### Set problem
Scan the entries below and report only how many lines contain "ylabel".

### Records provided
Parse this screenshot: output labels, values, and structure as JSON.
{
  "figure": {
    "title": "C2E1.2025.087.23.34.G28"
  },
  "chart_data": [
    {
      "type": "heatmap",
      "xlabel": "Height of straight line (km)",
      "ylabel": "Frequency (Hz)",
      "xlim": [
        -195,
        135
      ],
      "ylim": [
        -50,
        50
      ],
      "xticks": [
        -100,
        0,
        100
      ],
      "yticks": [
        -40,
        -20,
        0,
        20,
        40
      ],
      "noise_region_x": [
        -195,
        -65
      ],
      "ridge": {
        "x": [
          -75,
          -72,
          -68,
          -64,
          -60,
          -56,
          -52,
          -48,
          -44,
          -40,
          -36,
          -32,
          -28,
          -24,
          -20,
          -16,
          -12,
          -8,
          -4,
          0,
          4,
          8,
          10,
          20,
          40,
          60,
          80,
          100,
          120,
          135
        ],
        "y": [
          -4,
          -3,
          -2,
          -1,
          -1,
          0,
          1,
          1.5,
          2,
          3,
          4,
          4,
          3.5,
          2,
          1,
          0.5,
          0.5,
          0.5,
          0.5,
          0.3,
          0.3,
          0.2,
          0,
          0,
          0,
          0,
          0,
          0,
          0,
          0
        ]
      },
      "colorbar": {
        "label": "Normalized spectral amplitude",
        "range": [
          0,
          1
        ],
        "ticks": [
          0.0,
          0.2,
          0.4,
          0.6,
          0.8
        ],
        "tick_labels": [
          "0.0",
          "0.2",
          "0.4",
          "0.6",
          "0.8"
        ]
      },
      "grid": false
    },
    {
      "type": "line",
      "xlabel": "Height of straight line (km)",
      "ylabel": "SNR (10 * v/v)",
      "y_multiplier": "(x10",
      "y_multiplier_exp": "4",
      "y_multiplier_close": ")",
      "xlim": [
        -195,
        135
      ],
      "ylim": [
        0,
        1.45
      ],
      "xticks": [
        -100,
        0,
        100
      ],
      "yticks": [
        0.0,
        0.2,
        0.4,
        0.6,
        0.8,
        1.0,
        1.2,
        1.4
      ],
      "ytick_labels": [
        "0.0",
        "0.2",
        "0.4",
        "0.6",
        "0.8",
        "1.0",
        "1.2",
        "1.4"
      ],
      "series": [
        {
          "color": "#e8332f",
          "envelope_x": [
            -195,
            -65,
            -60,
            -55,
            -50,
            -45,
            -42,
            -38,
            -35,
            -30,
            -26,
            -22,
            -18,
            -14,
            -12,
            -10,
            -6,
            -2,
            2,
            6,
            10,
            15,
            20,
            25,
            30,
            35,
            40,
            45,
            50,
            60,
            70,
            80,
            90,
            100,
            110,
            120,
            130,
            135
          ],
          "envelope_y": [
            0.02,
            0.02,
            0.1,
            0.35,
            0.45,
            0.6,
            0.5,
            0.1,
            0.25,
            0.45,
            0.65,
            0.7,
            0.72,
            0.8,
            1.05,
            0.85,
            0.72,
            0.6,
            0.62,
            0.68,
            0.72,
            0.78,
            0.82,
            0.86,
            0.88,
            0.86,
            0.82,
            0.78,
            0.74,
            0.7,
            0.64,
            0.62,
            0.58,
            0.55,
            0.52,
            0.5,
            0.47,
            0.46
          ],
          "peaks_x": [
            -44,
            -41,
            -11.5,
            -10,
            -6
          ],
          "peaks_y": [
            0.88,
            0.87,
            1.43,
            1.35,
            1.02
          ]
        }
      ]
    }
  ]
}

### The answer
2